Only the pictures stay out; every record is to be quoted exactly.

Records provided:
####################

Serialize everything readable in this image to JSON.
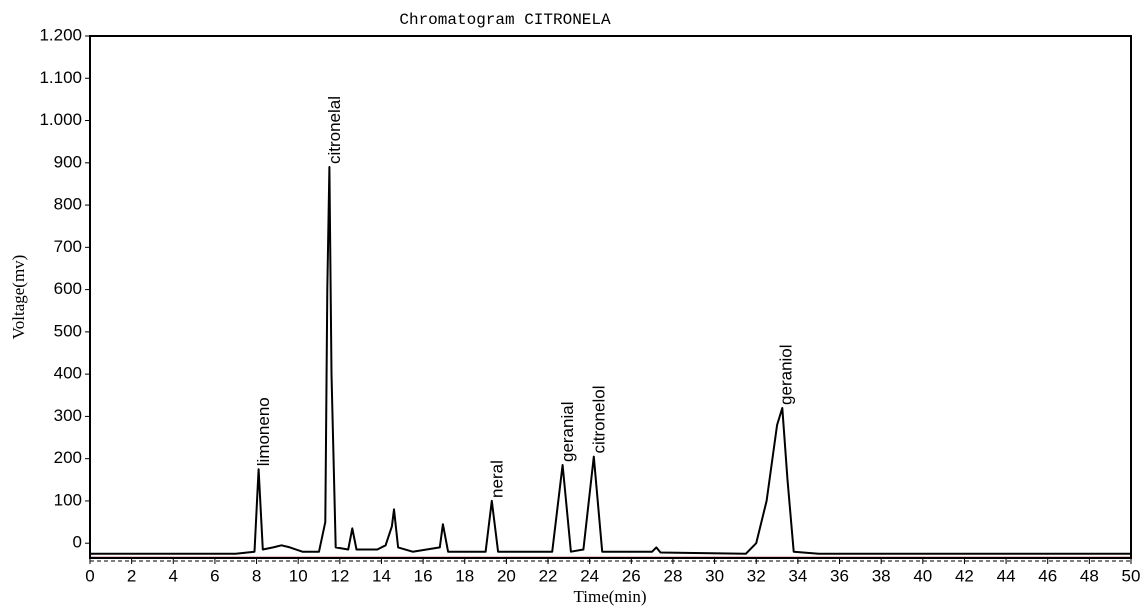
{
  "chart_data": {
    "type": "line",
    "title": "Chromatogram  CITRONELA",
    "x_label": "Time(min)",
    "y_label": "Voltage(mv)",
    "xlim": [
      0,
      50
    ],
    "ylim": [
      -35,
      1200
    ],
    "xticks": [
      0,
      2,
      4,
      6,
      8,
      10,
      12,
      14,
      16,
      18,
      20,
      22,
      24,
      26,
      28,
      30,
      32,
      34,
      36,
      38,
      40,
      42,
      44,
      46,
      48,
      50
    ],
    "yticks": [
      0,
      100,
      200,
      300,
      400,
      500,
      600,
      700,
      800,
      900,
      {
        "value": 1000,
        "label": "1.000"
      },
      {
        "value": 1100,
        "label": "1.100"
      },
      {
        "value": 1200,
        "label": "1.200"
      }
    ],
    "series": [
      {
        "color": "#000000",
        "x": [
          0,
          7,
          7.9,
          8.1,
          8.3,
          8.8,
          9.2,
          9.6,
          10.2,
          11.0,
          11.3,
          11.4,
          11.5,
          11.6,
          11.8,
          12.4,
          12.6,
          12.8,
          13.8,
          14.2,
          14.5,
          14.6,
          14.8,
          15.5,
          16.8,
          16.95,
          17.2,
          19.0,
          19.3,
          19.6,
          22.2,
          22.7,
          23.1,
          23.7,
          24.2,
          24.6,
          27.0,
          27.2,
          27.4,
          31.5,
          32.0,
          32.5,
          33.0,
          33.25,
          33.5,
          33.8,
          35,
          50
        ],
        "values": [
          -25,
          -25,
          -20,
          175,
          -15,
          -10,
          -5,
          -10,
          -20,
          -20,
          50,
          600,
          890,
          400,
          -10,
          -15,
          35,
          -15,
          -15,
          -5,
          40,
          80,
          -10,
          -20,
          -10,
          45,
          -20,
          -20,
          100,
          -20,
          -20,
          185,
          -20,
          -15,
          205,
          -20,
          -20,
          -10,
          -22,
          -25,
          0,
          100,
          280,
          320,
          150,
          -20,
          -25,
          -25
        ]
      }
    ],
    "annotations": [
      {
        "text": "limoneno",
        "x": 8.1,
        "y": 175
      },
      {
        "text": "citronelal",
        "x": 11.5,
        "y": 890
      },
      {
        "text": "neral",
        "x": 19.3,
        "y": 100
      },
      {
        "text": "geranial",
        "x": 22.7,
        "y": 185
      },
      {
        "text": "citronelol",
        "x": 24.2,
        "y": 205
      },
      {
        "text": "geraniol",
        "x": 33.2,
        "y": 320
      }
    ]
  }
}
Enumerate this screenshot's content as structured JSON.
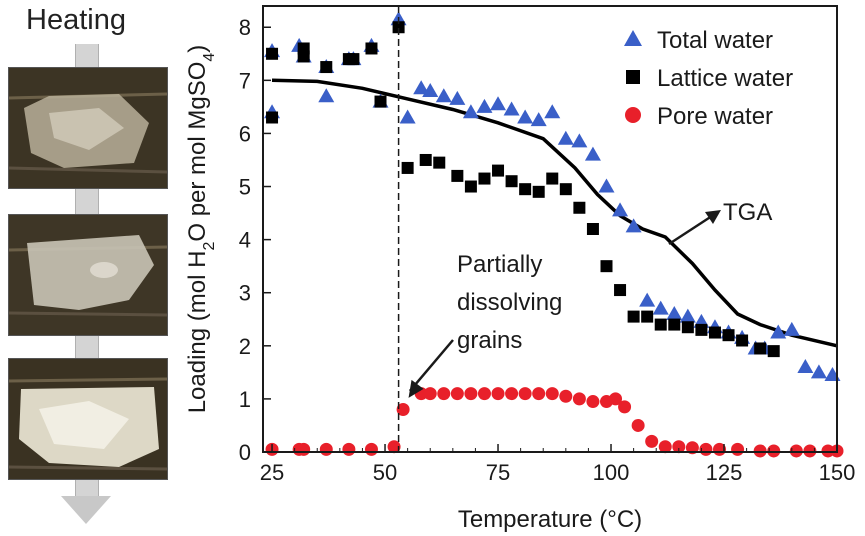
{
  "left_panel": {
    "heating_label": "Heating",
    "photos": [
      {
        "description_icon": "crystal-photo-icon"
      },
      {
        "description_icon": "crystal-photo-icon"
      },
      {
        "description_icon": "crystal-photo-icon"
      }
    ],
    "arrow_color": "#d4d4d4"
  },
  "chart_data": {
    "type": "scatter",
    "xlabel": "Temperature (°C)",
    "ylabel": "Loading (mol H₂O per mol MgSO₄)",
    "xlim": [
      23,
      150
    ],
    "ylim": [
      0,
      8.4
    ],
    "xticks": [
      25,
      50,
      75,
      100,
      125,
      150
    ],
    "yticks": [
      0,
      1,
      2,
      3,
      4,
      5,
      6,
      7,
      8
    ],
    "grid": false,
    "legend_position": "top-right",
    "vline_x": 53,
    "series": [
      {
        "name": "Total water",
        "marker": "triangle",
        "color": "#3a5fc8",
        "x": [
          25,
          25,
          31,
          32,
          37,
          37,
          42,
          43,
          47,
          49,
          53,
          55,
          58,
          60,
          63,
          66,
          69,
          72,
          75,
          78,
          81,
          84,
          87,
          90,
          93,
          96,
          99,
          102,
          105,
          108,
          111,
          114,
          117,
          120,
          123,
          126,
          129,
          132,
          134,
          137,
          140,
          143,
          146,
          149
        ],
        "y": [
          7.55,
          6.4,
          7.65,
          7.45,
          7.25,
          6.7,
          7.4,
          7.4,
          7.65,
          6.6,
          8.15,
          6.3,
          6.85,
          6.8,
          6.7,
          6.65,
          6.4,
          6.5,
          6.55,
          6.45,
          6.3,
          6.25,
          6.4,
          5.9,
          5.85,
          5.6,
          5.0,
          4.55,
          4.25,
          2.85,
          2.7,
          2.6,
          2.55,
          2.45,
          2.35,
          2.25,
          2.15,
          1.95,
          1.95,
          2.25,
          2.3,
          1.6,
          1.5,
          1.45
        ]
      },
      {
        "name": "Lattice water",
        "marker": "square",
        "color": "#000000",
        "x": [
          25,
          25,
          32,
          32,
          37,
          42,
          43,
          47,
          49,
          53,
          55,
          59,
          62,
          66,
          69,
          72,
          75,
          78,
          81,
          84,
          87,
          90,
          93,
          96,
          99,
          102,
          105,
          108,
          111,
          114,
          117,
          120,
          123,
          126,
          129,
          133,
          136
        ],
        "y": [
          7.5,
          6.3,
          7.6,
          7.45,
          7.25,
          7.4,
          7.4,
          7.6,
          6.6,
          8.0,
          5.35,
          5.5,
          5.45,
          5.2,
          5.0,
          5.15,
          5.3,
          5.1,
          4.95,
          4.9,
          5.15,
          4.95,
          4.6,
          4.2,
          3.5,
          3.05,
          2.55,
          2.55,
          2.4,
          2.4,
          2.35,
          2.3,
          2.25,
          2.2,
          2.1,
          1.95,
          1.9
        ]
      },
      {
        "name": "Pore water",
        "marker": "circle",
        "color": "#e8202a",
        "x": [
          25,
          31,
          32,
          37,
          42,
          47,
          52,
          54,
          58,
          60,
          63,
          66,
          69,
          72,
          75,
          78,
          81,
          84,
          87,
          90,
          93,
          96,
          99,
          101,
          103,
          106,
          109,
          112,
          115,
          118,
          121,
          124,
          128,
          133,
          136,
          141,
          144,
          148,
          150
        ],
        "y": [
          0.05,
          0.05,
          0.05,
          0.05,
          0.05,
          0.05,
          0.1,
          0.8,
          1.1,
          1.1,
          1.1,
          1.1,
          1.1,
          1.1,
          1.1,
          1.1,
          1.1,
          1.1,
          1.1,
          1.05,
          1.0,
          0.95,
          0.95,
          1.0,
          0.85,
          0.5,
          0.2,
          0.1,
          0.1,
          0.08,
          0.05,
          0.05,
          0.05,
          0.02,
          0.02,
          0.02,
          0.02,
          0.02,
          0.02
        ]
      },
      {
        "name": "TGA",
        "marker": "line",
        "color": "#000000",
        "x": [
          25,
          35,
          45,
          55,
          65,
          75,
          85,
          92,
          97,
          102,
          107,
          112,
          118,
          123,
          128,
          133,
          140,
          150
        ],
        "y": [
          7.0,
          6.98,
          6.85,
          6.65,
          6.45,
          6.2,
          5.9,
          5.35,
          4.85,
          4.45,
          4.2,
          4.05,
          3.55,
          3.05,
          2.6,
          2.4,
          2.2,
          2.0
        ]
      }
    ],
    "annotations": [
      {
        "text_lines": [
          "Partially",
          "dissolving",
          "grains"
        ]
      },
      {
        "text": "TGA"
      }
    ]
  }
}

####################

Result for this exercise:
Serialize everything readable in this image to JSON.
{
  "chart_data": {
    "type": "line",
    "title": "Chromatogram  CITRONELA",
    "x_label": "Time(min)",
    "y_label": "Voltage(mv)",
    "xlim": [
      0,
      50
    ],
    "ylim": [
      -35,
      1200
    ],
    "xticks": [
      0,
      2,
      4,
      6,
      8,
      10,
      12,
      14,
      16,
      18,
      20,
      22,
      24,
      26,
      28,
      30,
      32,
      34,
      36,
      38,
      40,
      42,
      44,
      46,
      48,
      50
    ],
    "yticks": [
      0,
      100,
      200,
      300,
      400,
      500,
      600,
      700,
      800,
      900,
      {
        "value": 1000,
        "label": "1.000"
      },
      {
        "value": 1100,
        "label": "1.100"
      },
      {
        "value": 1200,
        "label": "1.200"
      }
    ],
    "series": [
      {
        "color": "#000000",
        "x": [
          0,
          7,
          7.9,
          8.1,
          8.3,
          8.8,
          9.2,
          9.6,
          10.2,
          11.0,
          11.3,
          11.4,
          11.5,
          11.6,
          11.8,
          12.4,
          12.6,
          12.8,
          13.8,
          14.2,
          14.5,
          14.6,
          14.8,
          15.5,
          16.8,
          16.95,
          17.2,
          19.0,
          19.3,
          19.6,
          22.2,
          22.7,
          23.1,
          23.7,
          24.2,
          24.6,
          27.0,
          27.2,
          27.4,
          31.5,
          32.0,
          32.5,
          33.0,
          33.25,
          33.5,
          33.8,
          35,
          50
        ],
        "values": [
          -25,
          -25,
          -20,
          175,
          -15,
          -10,
          -5,
          -10,
          -20,
          -20,
          50,
          600,
          890,
          400,
          -10,
          -15,
          35,
          -15,
          -15,
          -5,
          40,
          80,
          -10,
          -20,
          -10,
          45,
          -20,
          -20,
          100,
          -20,
          -20,
          185,
          -20,
          -15,
          205,
          -20,
          -20,
          -10,
          -22,
          -25,
          0,
          100,
          280,
          320,
          150,
          -20,
          -25,
          -25
        ]
      }
    ],
    "annotations": [
      {
        "text": "limoneno",
        "x": 8.1,
        "y": 175
      },
      {
        "text": "citronelal",
        "x": 11.5,
        "y": 890
      },
      {
        "text": "neral",
        "x": 19.3,
        "y": 100
      },
      {
        "text": "geranial",
        "x": 22.7,
        "y": 185
      },
      {
        "text": "citronelol",
        "x": 24.2,
        "y": 205
      },
      {
        "text": "geraniol",
        "x": 33.2,
        "y": 320
      }
    ]
  }
}
Enumerate this screenshot's content as structured JSON.
{
  "left_panel": {
    "heating_label": "Heating",
    "photos": [
      {
        "description_icon": "crystal-photo-icon"
      },
      {
        "description_icon": "crystal-photo-icon"
      },
      {
        "description_icon": "crystal-photo-icon"
      }
    ],
    "arrow_color": "#d4d4d4"
  },
  "chart_data": {
    "type": "scatter",
    "xlabel": "Temperature (°C)",
    "ylabel": "Loading (mol H₂O per mol MgSO₄)",
    "xlim": [
      23,
      150
    ],
    "ylim": [
      0,
      8.4
    ],
    "xticks": [
      25,
      50,
      75,
      100,
      125,
      150
    ],
    "yticks": [
      0,
      1,
      2,
      3,
      4,
      5,
      6,
      7,
      8
    ],
    "grid": false,
    "legend_position": "top-right",
    "vline_x": 53,
    "series": [
      {
        "name": "Total water",
        "marker": "triangle",
        "color": "#3a5fc8",
        "x": [
          25,
          25,
          31,
          32,
          37,
          37,
          42,
          43,
          47,
          49,
          53,
          55,
          58,
          60,
          63,
          66,
          69,
          72,
          75,
          78,
          81,
          84,
          87,
          90,
          93,
          96,
          99,
          102,
          105,
          108,
          111,
          114,
          117,
          120,
          123,
          126,
          129,
          132,
          134,
          137,
          140,
          143,
          146,
          149
        ],
        "y": [
          7.55,
          6.4,
          7.65,
          7.45,
          7.25,
          6.7,
          7.4,
          7.4,
          7.65,
          6.6,
          8.15,
          6.3,
          6.85,
          6.8,
          6.7,
          6.65,
          6.4,
          6.5,
          6.55,
          6.45,
          6.3,
          6.25,
          6.4,
          5.9,
          5.85,
          5.6,
          5.0,
          4.55,
          4.25,
          2.85,
          2.7,
          2.6,
          2.55,
          2.45,
          2.35,
          2.25,
          2.15,
          1.95,
          1.95,
          2.25,
          2.3,
          1.6,
          1.5,
          1.45
        ]
      },
      {
        "name": "Lattice water",
        "marker": "square",
        "color": "#000000",
        "x": [
          25,
          25,
          32,
          32,
          37,
          42,
          43,
          47,
          49,
          53,
          55,
          59,
          62,
          66,
          69,
          72,
          75,
          78,
          81,
          84,
          87,
          90,
          93,
          96,
          99,
          102,
          105,
          108,
          111,
          114,
          117,
          120,
          123,
          126,
          129,
          133,
          136
        ],
        "y": [
          7.5,
          6.3,
          7.6,
          7.45,
          7.25,
          7.4,
          7.4,
          7.6,
          6.6,
          8.0,
          5.35,
          5.5,
          5.45,
          5.2,
          5.0,
          5.15,
          5.3,
          5.1,
          4.95,
          4.9,
          5.15,
          4.95,
          4.6,
          4.2,
          3.5,
          3.05,
          2.55,
          2.55,
          2.4,
          2.4,
          2.35,
          2.3,
          2.25,
          2.2,
          2.1,
          1.95,
          1.9
        ]
      },
      {
        "name": "Pore water",
        "marker": "circle",
        "color": "#e8202a",
        "x": [
          25,
          31,
          32,
          37,
          42,
          47,
          52,
          54,
          58,
          60,
          63,
          66,
          69,
          72,
          75,
          78,
          81,
          84,
          87,
          90,
          93,
          96,
          99,
          101,
          103,
          106,
          109,
          112,
          115,
          118,
          121,
          124,
          128,
          133,
          136,
          141,
          144,
          148,
          150
        ],
        "y": [
          0.05,
          0.05,
          0.05,
          0.05,
          0.05,
          0.05,
          0.1,
          0.8,
          1.1,
          1.1,
          1.1,
          1.1,
          1.1,
          1.1,
          1.1,
          1.1,
          1.1,
          1.1,
          1.1,
          1.05,
          1.0,
          0.95,
          0.95,
          1.0,
          0.85,
          0.5,
          0.2,
          0.1,
          0.1,
          0.08,
          0.05,
          0.05,
          0.05,
          0.02,
          0.02,
          0.02,
          0.02,
          0.02,
          0.02
        ]
      },
      {
        "name": "TGA",
        "marker": "line",
        "color": "#000000",
        "x": [
          25,
          35,
          45,
          55,
          65,
          75,
          85,
          92,
          97,
          102,
          107,
          112,
          118,
          123,
          128,
          133,
          140,
          150
        ],
        "y": [
          7.0,
          6.98,
          6.85,
          6.65,
          6.45,
          6.2,
          5.9,
          5.35,
          4.85,
          4.45,
          4.2,
          4.05,
          3.55,
          3.05,
          2.6,
          2.4,
          2.2,
          2.0
        ]
      }
    ],
    "annotations": [
      {
        "text_lines": [
          "Partially",
          "dissolving",
          "grains"
        ]
      },
      {
        "text": "TGA"
      }
    ]
  }
}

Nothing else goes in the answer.